━━━━━ Provided material ━━━━━

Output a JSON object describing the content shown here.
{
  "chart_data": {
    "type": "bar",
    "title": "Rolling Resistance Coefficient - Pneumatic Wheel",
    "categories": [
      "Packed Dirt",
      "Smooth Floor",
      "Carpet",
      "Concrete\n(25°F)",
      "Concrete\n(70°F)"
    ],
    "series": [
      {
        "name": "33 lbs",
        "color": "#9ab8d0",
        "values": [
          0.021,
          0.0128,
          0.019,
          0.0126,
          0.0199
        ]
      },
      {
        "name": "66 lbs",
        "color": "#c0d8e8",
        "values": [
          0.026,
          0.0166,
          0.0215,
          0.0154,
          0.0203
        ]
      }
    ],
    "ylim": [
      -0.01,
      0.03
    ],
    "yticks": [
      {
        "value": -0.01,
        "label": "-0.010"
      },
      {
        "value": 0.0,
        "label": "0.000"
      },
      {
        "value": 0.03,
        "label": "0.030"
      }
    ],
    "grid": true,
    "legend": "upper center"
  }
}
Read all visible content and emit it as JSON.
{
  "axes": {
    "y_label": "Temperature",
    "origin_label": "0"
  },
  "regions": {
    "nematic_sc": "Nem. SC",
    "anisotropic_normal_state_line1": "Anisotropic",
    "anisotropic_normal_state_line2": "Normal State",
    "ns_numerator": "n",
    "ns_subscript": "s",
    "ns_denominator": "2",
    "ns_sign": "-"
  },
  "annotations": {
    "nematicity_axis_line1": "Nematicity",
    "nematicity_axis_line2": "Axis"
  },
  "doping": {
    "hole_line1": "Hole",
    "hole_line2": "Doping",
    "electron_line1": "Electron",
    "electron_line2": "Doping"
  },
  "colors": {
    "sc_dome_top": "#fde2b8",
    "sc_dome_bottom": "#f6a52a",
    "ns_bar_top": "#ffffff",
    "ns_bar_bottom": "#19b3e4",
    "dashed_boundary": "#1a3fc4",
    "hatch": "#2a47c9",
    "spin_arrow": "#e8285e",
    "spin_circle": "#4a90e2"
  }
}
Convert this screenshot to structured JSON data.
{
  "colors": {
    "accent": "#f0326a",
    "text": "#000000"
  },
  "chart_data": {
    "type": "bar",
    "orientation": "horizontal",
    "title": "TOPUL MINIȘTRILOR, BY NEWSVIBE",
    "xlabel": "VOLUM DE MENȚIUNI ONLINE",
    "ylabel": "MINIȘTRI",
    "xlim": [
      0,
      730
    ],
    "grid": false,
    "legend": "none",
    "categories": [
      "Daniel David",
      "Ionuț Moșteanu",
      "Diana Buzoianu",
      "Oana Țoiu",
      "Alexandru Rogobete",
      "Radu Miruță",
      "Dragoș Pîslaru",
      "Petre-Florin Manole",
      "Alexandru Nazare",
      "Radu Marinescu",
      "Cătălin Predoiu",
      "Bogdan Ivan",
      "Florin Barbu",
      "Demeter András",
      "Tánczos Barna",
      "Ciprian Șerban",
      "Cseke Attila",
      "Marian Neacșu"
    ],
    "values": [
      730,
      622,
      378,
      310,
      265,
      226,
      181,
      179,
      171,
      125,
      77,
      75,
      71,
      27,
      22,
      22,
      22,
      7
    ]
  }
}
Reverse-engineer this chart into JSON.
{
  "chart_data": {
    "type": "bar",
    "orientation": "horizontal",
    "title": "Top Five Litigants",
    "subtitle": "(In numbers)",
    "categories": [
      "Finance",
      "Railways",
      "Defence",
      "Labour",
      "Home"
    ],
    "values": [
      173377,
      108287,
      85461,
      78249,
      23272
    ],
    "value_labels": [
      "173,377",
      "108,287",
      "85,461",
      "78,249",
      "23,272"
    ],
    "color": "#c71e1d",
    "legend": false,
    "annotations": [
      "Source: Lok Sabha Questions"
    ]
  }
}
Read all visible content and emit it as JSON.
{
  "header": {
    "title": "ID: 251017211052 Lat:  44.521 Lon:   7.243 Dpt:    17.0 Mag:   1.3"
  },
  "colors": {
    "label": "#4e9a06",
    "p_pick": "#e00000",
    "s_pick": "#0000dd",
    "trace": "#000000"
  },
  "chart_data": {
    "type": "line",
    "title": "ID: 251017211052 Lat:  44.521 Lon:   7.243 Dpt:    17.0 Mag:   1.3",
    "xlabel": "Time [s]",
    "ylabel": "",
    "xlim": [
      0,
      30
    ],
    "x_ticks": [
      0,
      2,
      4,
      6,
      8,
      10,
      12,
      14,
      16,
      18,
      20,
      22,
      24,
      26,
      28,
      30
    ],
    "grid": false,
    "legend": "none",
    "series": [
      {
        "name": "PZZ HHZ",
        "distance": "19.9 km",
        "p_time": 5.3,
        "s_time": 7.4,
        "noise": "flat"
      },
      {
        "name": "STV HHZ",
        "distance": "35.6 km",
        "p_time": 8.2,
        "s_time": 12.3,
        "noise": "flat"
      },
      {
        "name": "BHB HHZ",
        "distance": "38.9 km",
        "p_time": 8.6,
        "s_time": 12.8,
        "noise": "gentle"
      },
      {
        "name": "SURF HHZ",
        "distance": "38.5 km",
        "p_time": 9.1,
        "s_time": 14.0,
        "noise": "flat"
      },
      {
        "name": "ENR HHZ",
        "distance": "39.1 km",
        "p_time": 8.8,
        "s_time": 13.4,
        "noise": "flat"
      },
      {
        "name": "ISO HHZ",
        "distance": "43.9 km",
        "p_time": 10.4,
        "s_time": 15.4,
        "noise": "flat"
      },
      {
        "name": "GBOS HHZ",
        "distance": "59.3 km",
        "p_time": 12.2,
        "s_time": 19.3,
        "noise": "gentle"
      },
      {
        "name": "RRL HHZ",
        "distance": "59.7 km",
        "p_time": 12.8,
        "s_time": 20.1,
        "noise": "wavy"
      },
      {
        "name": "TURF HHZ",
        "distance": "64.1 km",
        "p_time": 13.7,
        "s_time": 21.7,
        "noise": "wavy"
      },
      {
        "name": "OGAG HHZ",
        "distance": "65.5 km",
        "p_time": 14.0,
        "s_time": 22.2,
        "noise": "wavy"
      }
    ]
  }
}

━━━━━

To be done:
What do the records say? Quote them all exactly.

Task answer:
Output a JSON object describing the content shown here.
{
  "chart_data": {
    "type": "bar",
    "title": "Rolling Resistance Coefficient - Pneumatic Wheel",
    "categories": [
      "Packed Dirt",
      "Smooth Floor",
      "Carpet",
      "Concrete\n(25°F)",
      "Concrete\n(70°F)"
    ],
    "series": [
      {
        "name": "33 lbs",
        "color": "#9ab8d0",
        "values": [
          0.021,
          0.0128,
          0.019,
          0.0126,
          0.0199
        ]
      },
      {
        "name": "66 lbs",
        "color": "#c0d8e8",
        "values": [
          0.026,
          0.0166,
          0.0215,
          0.0154,
          0.0203
        ]
      }
    ],
    "ylim": [
      -0.01,
      0.03
    ],
    "yticks": [
      {
        "value": -0.01,
        "label": "-0.010"
      },
      {
        "value": 0.0,
        "label": "0.000"
      },
      {
        "value": 0.03,
        "label": "0.030"
      }
    ],
    "grid": true,
    "legend": "upper center"
  }
}
Read all visible content and emit it as JSON.
{
  "axes": {
    "y_label": "Temperature",
    "origin_label": "0"
  },
  "regions": {
    "nematic_sc": "Nem. SC",
    "anisotropic_normal_state_line1": "Anisotropic",
    "anisotropic_normal_state_line2": "Normal State",
    "ns_numerator": "n",
    "ns_subscript": "s",
    "ns_denominator": "2",
    "ns_sign": "-"
  },
  "annotations": {
    "nematicity_axis_line1": "Nematicity",
    "nematicity_axis_line2": "Axis"
  },
  "doping": {
    "hole_line1": "Hole",
    "hole_line2": "Doping",
    "electron_line1": "Electron",
    "electron_line2": "Doping"
  },
  "colors": {
    "sc_dome_top": "#fde2b8",
    "sc_dome_bottom": "#f6a52a",
    "ns_bar_top": "#ffffff",
    "ns_bar_bottom": "#19b3e4",
    "dashed_boundary": "#1a3fc4",
    "hatch": "#2a47c9",
    "spin_arrow": "#e8285e",
    "spin_circle": "#4a90e2"
  }
}
Convert this screenshot to structured JSON data.
{
  "colors": {
    "accent": "#f0326a",
    "text": "#000000"
  },
  "chart_data": {
    "type": "bar",
    "orientation": "horizontal",
    "title": "TOPUL MINIȘTRILOR, BY NEWSVIBE",
    "xlabel": "VOLUM DE MENȚIUNI ONLINE",
    "ylabel": "MINIȘTRI",
    "xlim": [
      0,
      730
    ],
    "grid": false,
    "legend": "none",
    "categories": [
      "Daniel David",
      "Ionuț Moșteanu",
      "Diana Buzoianu",
      "Oana Țoiu",
      "Alexandru Rogobete",
      "Radu Miruță",
      "Dragoș Pîslaru",
      "Petre-Florin Manole",
      "Alexandru Nazare",
      "Radu Marinescu",
      "Cătălin Predoiu",
      "Bogdan Ivan",
      "Florin Barbu",
      "Demeter András",
      "Tánczos Barna",
      "Ciprian Șerban",
      "Cseke Attila",
      "Marian Neacșu"
    ],
    "values": [
      730,
      622,
      378,
      310,
      265,
      226,
      181,
      179,
      171,
      125,
      77,
      75,
      71,
      27,
      22,
      22,
      22,
      7
    ]
  }
}
Reverse-engineer this chart into JSON.
{
  "chart_data": {
    "type": "bar",
    "orientation": "horizontal",
    "title": "Top Five Litigants",
    "subtitle": "(In numbers)",
    "categories": [
      "Finance",
      "Railways",
      "Defence",
      "Labour",
      "Home"
    ],
    "values": [
      173377,
      108287,
      85461,
      78249,
      23272
    ],
    "value_labels": [
      "173,377",
      "108,287",
      "85,461",
      "78,249",
      "23,272"
    ],
    "color": "#c71e1d",
    "legend": false,
    "annotations": [
      "Source: Lok Sabha Questions"
    ]
  }
}
Read all visible content and emit it as JSON.
{
  "header": {
    "title": "ID: 251017211052 Lat:  44.521 Lon:   7.243 Dpt:    17.0 Mag:   1.3"
  },
  "colors": {
    "label": "#4e9a06",
    "p_pick": "#e00000",
    "s_pick": "#0000dd",
    "trace": "#000000"
  },
  "chart_data": {
    "type": "line",
    "title": "ID: 251017211052 Lat:  44.521 Lon:   7.243 Dpt:    17.0 Mag:   1.3",
    "xlabel": "Time [s]",
    "ylabel": "",
    "xlim": [
      0,
      30
    ],
    "x_ticks": [
      0,
      2,
      4,
      6,
      8,
      10,
      12,
      14,
      16,
      18,
      20,
      22,
      24,
      26,
      28,
      30
    ],
    "grid": false,
    "legend": "none",
    "series": [
      {
        "name": "PZZ HHZ",
        "distance": "19.9 km",
        "p_time": 5.3,
        "s_time": 7.4,
        "noise": "flat"
      },
      {
        "name": "STV HHZ",
        "distance": "35.6 km",
        "p_time": 8.2,
        "s_time": 12.3,
        "noise": "flat"
      },
      {
        "name": "BHB HHZ",
        "distance": "38.9 km",
        "p_time": 8.6,
        "s_time": 12.8,
        "noise": "gentle"
      },
      {
        "name": "SURF HHZ",
        "distance": "38.5 km",
        "p_time": 9.1,
        "s_time": 14.0,
        "noise": "flat"
      },
      {
        "name": "ENR HHZ",
        "distance": "39.1 km",
        "p_time": 8.8,
        "s_time": 13.4,
        "noise": "flat"
      },
      {
        "name": "ISO HHZ",
        "distance": "43.9 km",
        "p_time": 10.4,
        "s_time": 15.4,
        "noise": "flat"
      },
      {
        "name": "GBOS HHZ",
        "distance": "59.3 km",
        "p_time": 12.2,
        "s_time": 19.3,
        "noise": "gentle"
      },
      {
        "name": "RRL HHZ",
        "distance": "59.7 km",
        "p_time": 12.8,
        "s_time": 20.1,
        "noise": "wavy"
      },
      {
        "name": "TURF HHZ",
        "distance": "64.1 km",
        "p_time": 13.7,
        "s_time": 21.7,
        "noise": "wavy"
      },
      {
        "name": "OGAG HHZ",
        "distance": "65.5 km",
        "p_time": 14.0,
        "s_time": 22.2,
        "noise": "wavy"
      }
    ]
  }
}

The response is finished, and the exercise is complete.